Data entries
— BEGIN —

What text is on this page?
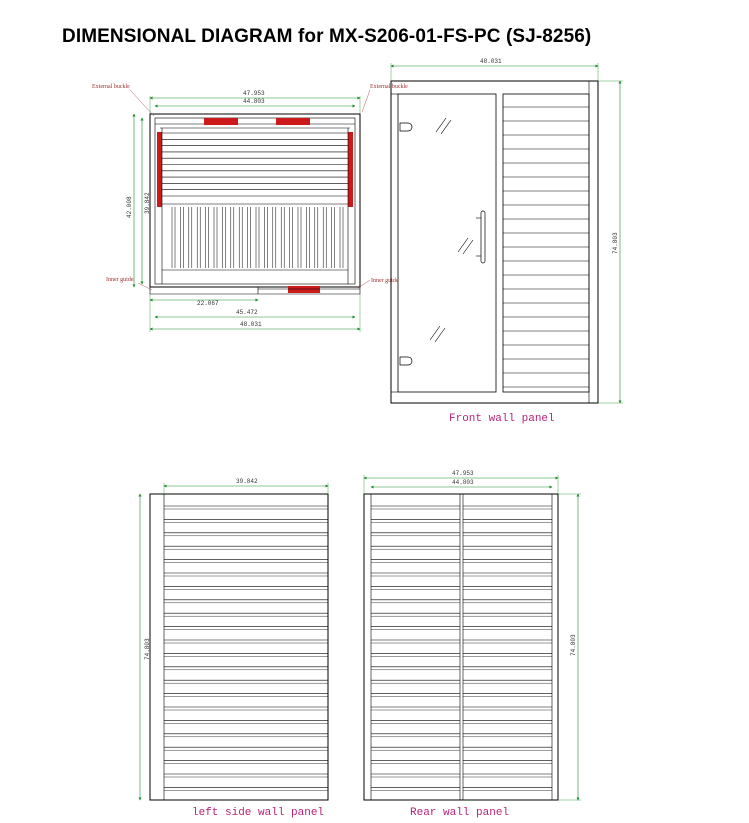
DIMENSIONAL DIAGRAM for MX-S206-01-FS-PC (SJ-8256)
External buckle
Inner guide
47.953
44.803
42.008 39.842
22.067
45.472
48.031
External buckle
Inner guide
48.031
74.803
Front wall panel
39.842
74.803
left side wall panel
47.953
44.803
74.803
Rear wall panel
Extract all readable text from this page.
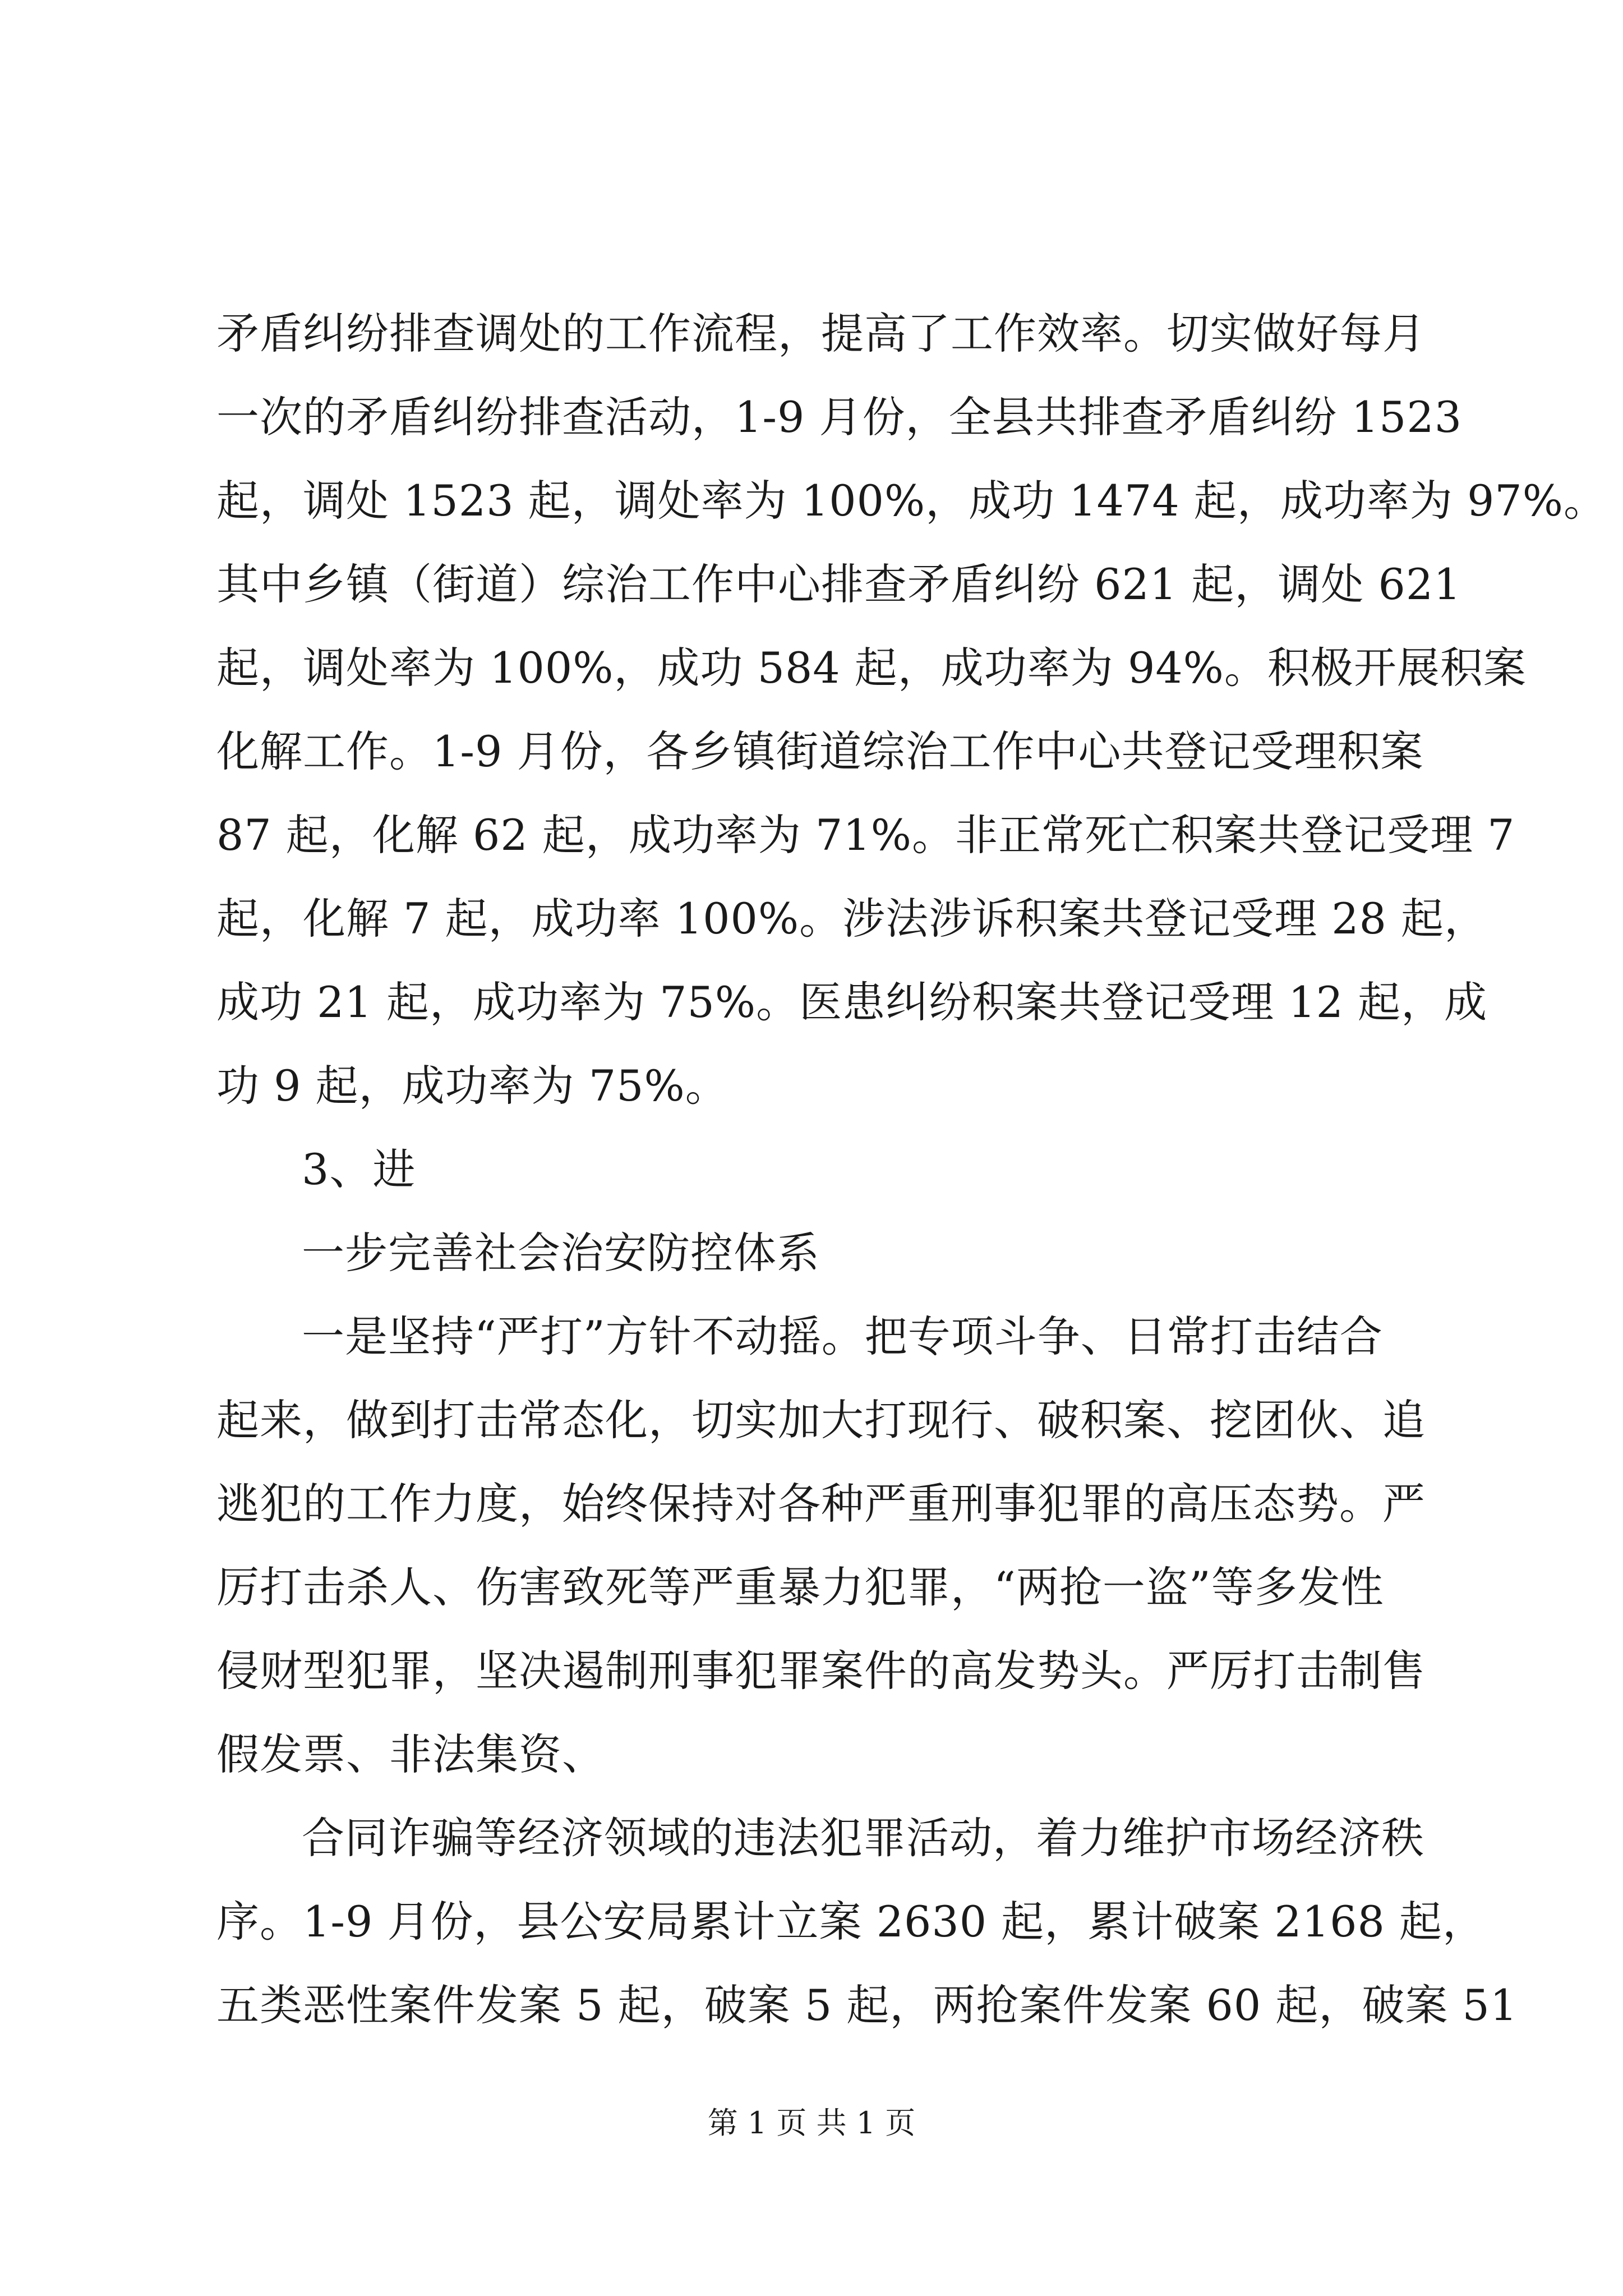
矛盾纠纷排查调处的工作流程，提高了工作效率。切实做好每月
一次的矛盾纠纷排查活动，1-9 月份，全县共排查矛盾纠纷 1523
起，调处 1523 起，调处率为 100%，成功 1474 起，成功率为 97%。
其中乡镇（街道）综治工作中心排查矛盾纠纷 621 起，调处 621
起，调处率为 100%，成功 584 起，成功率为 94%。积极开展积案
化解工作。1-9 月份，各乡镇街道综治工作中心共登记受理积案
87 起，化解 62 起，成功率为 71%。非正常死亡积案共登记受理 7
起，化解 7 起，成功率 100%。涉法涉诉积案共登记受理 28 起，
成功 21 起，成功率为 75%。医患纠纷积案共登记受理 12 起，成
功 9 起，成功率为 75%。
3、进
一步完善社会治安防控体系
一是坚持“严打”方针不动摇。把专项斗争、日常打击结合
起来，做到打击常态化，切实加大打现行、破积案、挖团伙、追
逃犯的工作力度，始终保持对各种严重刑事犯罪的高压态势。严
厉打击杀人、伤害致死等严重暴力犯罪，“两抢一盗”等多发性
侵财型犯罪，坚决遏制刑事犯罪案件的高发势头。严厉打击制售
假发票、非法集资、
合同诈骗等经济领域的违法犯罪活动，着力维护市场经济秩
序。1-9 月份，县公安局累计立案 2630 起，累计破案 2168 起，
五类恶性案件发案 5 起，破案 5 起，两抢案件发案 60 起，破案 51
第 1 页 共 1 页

— END —

Retype the listing exactly. Pictures do not belong in the copy.

# TASK ANSWER
What text is on this page?
DIMENSIONAL DIAGRAM for MX-S206-01-FS-PC (SJ-8256)
External buckle
Inner guide
47.953
44.803
42.008 39.842
22.067
45.472
48.031
External buckle
Inner guide
48.031
74.803
Front wall panel
39.842
74.803
left side wall panel
47.953
44.803
74.803
Rear wall panel
Extract all readable text from this page.
矛盾纠纷排查调处的工作流程，提高了工作效率。切实做好每月
一次的矛盾纠纷排查活动，1-9 月份，全县共排查矛盾纠纷 1523
起，调处 1523 起，调处率为 100%，成功 1474 起，成功率为 97%。
其中乡镇（街道）综治工作中心排查矛盾纠纷 621 起，调处 621
起，调处率为 100%，成功 584 起，成功率为 94%。积极开展积案
化解工作。1-9 月份，各乡镇街道综治工作中心共登记受理积案
87 起，化解 62 起，成功率为 71%。非正常死亡积案共登记受理 7
起，化解 7 起，成功率 100%。涉法涉诉积案共登记受理 28 起，
成功 21 起，成功率为 75%。医患纠纷积案共登记受理 12 起，成
功 9 起，成功率为 75%。
3、进
一步完善社会治安防控体系
一是坚持“严打”方针不动摇。把专项斗争、日常打击结合
起来，做到打击常态化，切实加大打现行、破积案、挖团伙、追
逃犯的工作力度，始终保持对各种严重刑事犯罪的高压态势。严
厉打击杀人、伤害致死等严重暴力犯罪，“两抢一盗”等多发性
侵财型犯罪，坚决遏制刑事犯罪案件的高发势头。严厉打击制售
假发票、非法集资、
合同诈骗等经济领域的违法犯罪活动，着力维护市场经济秩
序。1-9 月份，县公安局累计立案 2630 起，累计破案 2168 起，
五类恶性案件发案 5 起，破案 5 起，两抢案件发案 60 起，破案 51
第 1 页 共 1 页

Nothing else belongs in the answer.